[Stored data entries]
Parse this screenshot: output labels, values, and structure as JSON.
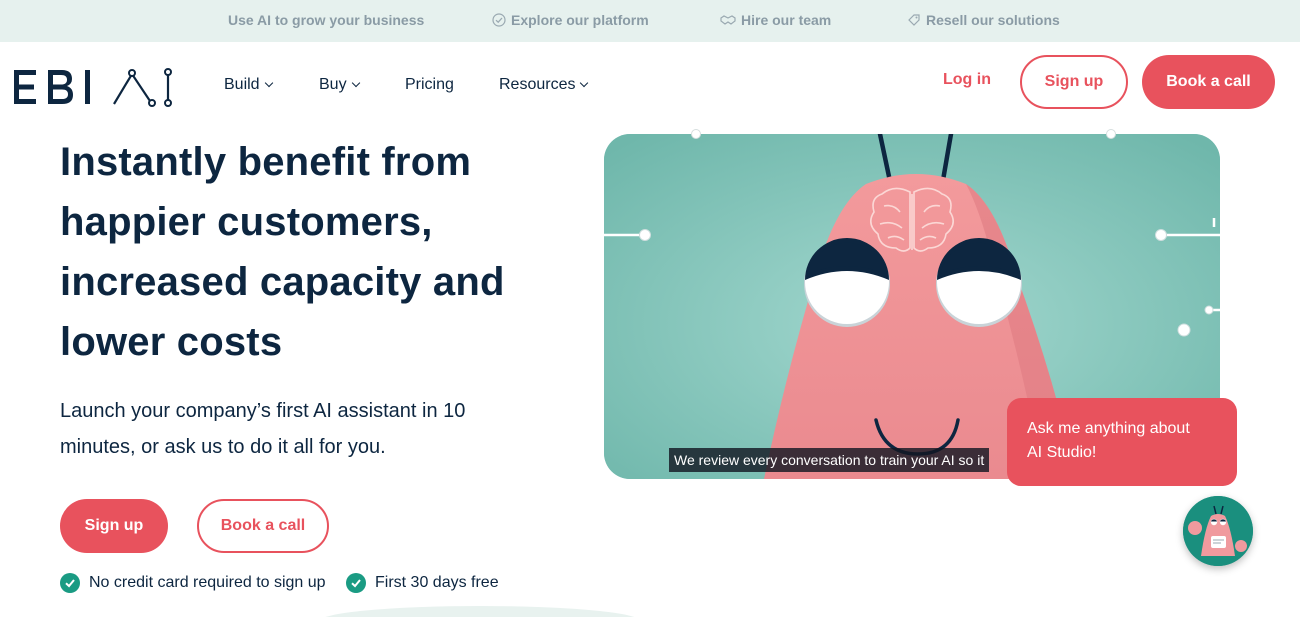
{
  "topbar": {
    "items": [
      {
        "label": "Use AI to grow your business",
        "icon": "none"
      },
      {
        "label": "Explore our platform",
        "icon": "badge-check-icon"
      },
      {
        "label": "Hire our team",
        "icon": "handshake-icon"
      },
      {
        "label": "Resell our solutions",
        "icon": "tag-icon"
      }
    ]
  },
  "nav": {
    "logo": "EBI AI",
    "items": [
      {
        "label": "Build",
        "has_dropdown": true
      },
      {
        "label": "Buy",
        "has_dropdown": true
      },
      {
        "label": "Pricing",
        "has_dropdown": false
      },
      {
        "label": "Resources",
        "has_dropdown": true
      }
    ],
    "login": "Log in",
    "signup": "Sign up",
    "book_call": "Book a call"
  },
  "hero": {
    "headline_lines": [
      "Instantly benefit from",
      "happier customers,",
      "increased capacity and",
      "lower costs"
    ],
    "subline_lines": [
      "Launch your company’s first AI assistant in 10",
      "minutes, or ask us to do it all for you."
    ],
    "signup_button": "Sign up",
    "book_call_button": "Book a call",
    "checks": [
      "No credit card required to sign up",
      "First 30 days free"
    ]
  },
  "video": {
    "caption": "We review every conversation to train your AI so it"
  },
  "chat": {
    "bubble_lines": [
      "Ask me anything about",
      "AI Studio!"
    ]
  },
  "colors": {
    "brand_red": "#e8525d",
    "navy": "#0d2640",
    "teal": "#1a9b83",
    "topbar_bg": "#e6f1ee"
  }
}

Task description: All lines holding the word "your" should be picked out and copied.

The reply:
        "label": "Use AI to grow your business",
      "Launch your company’s first AI assistant in 10",
    "caption": "We review every conversation to train your AI so it"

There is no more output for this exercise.